[Data excerpts]

---+---

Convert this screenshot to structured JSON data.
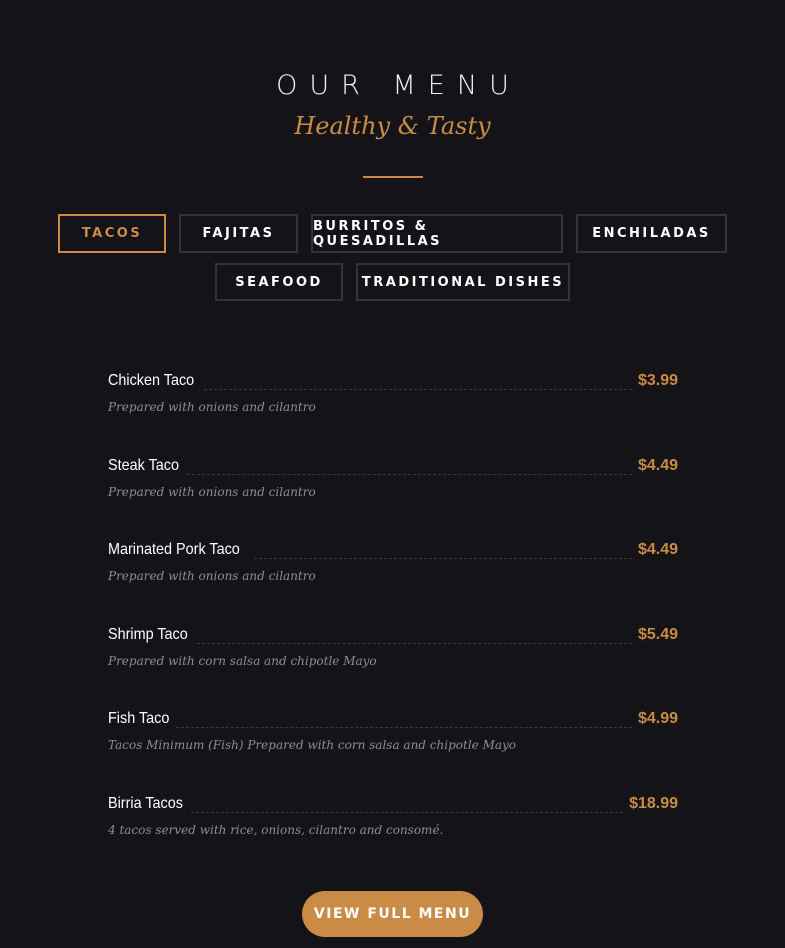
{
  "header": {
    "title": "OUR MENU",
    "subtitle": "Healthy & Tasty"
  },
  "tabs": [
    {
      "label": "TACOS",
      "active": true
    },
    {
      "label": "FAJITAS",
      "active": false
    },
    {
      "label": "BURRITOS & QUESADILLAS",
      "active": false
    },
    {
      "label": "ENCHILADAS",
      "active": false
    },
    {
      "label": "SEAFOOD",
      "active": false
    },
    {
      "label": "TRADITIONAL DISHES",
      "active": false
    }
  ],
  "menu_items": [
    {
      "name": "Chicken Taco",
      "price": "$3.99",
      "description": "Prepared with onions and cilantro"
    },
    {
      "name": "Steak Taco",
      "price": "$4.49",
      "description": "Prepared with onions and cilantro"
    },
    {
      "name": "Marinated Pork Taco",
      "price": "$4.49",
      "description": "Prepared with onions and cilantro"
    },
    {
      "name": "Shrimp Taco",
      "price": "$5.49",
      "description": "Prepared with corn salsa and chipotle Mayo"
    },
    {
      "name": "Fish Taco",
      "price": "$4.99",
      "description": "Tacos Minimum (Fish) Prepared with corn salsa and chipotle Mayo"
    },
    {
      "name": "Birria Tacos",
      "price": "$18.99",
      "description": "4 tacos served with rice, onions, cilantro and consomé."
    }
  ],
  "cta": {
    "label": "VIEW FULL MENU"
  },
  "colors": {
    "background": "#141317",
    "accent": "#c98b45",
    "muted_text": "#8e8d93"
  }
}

---+---

▶ _What to produce_
Sift the material for lines with the string "Fish". Copy each one found.

▶ _Problem solution_
      "name": "Fish Taco",
      "description": "Tacos Minimum (Fish) Prepared with corn salsa and chipotle Mayo"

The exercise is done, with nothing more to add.